§ Request: What number of lines contain the word "title"? Reply with the number and nothing else.

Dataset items
____
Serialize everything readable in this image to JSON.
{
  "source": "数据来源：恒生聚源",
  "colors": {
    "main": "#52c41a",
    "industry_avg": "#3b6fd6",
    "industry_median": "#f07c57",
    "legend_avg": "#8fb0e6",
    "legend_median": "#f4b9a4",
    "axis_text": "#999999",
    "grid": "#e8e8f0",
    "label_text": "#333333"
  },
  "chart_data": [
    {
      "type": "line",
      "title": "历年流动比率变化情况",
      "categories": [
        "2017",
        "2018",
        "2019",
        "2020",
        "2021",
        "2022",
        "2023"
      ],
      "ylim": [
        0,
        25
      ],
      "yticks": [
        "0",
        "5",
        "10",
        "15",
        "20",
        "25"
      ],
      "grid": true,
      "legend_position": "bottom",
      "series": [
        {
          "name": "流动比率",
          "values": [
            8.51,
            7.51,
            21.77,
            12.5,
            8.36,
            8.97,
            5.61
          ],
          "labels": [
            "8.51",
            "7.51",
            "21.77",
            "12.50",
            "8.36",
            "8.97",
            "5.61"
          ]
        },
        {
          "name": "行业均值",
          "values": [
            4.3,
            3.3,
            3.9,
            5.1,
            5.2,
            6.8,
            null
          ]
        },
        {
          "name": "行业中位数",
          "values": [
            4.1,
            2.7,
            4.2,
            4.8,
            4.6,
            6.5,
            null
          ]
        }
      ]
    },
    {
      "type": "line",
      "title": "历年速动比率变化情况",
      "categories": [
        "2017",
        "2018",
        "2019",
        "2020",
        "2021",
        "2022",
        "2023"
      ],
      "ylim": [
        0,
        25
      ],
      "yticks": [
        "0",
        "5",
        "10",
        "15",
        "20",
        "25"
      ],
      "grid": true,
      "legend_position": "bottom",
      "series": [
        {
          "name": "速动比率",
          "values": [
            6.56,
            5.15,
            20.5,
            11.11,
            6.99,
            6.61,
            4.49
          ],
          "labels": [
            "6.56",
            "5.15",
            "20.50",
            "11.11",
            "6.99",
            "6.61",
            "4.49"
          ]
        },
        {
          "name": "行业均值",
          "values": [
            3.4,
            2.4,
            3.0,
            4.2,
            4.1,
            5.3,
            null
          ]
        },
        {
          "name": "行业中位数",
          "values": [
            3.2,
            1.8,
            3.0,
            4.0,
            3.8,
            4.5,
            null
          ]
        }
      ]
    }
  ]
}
____
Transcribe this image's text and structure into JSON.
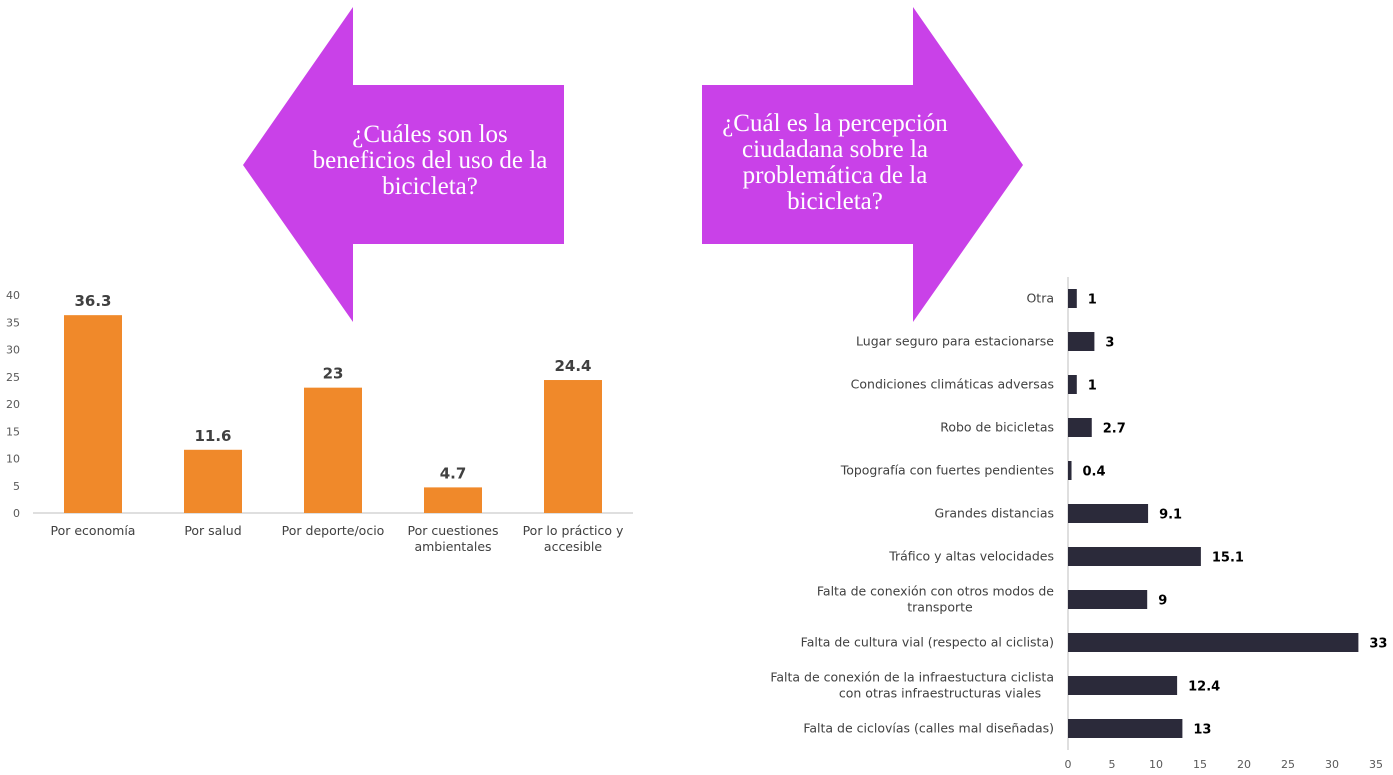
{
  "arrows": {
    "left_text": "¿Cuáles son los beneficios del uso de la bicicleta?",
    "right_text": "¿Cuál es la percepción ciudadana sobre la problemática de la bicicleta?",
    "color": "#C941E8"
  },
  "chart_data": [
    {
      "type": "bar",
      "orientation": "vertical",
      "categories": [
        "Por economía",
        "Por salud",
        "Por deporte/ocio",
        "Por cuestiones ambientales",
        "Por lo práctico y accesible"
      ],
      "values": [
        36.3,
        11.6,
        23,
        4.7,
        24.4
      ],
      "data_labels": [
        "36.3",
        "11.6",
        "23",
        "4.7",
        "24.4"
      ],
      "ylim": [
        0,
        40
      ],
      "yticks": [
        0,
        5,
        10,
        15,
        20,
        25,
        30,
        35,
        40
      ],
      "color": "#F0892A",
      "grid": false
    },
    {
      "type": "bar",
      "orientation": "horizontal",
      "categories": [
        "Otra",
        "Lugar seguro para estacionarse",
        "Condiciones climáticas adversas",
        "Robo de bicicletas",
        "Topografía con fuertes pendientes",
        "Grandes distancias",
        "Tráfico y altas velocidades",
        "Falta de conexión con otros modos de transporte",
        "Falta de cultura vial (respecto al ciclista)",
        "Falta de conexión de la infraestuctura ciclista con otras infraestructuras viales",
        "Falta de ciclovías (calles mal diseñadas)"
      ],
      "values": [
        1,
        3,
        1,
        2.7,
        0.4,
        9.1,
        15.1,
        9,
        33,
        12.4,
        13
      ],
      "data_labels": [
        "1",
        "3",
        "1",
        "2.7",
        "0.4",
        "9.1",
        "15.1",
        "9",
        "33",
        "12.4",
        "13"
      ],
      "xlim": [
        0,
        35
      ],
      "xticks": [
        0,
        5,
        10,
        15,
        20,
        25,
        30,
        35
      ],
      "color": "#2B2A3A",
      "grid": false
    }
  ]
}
____
§ Right answer: 2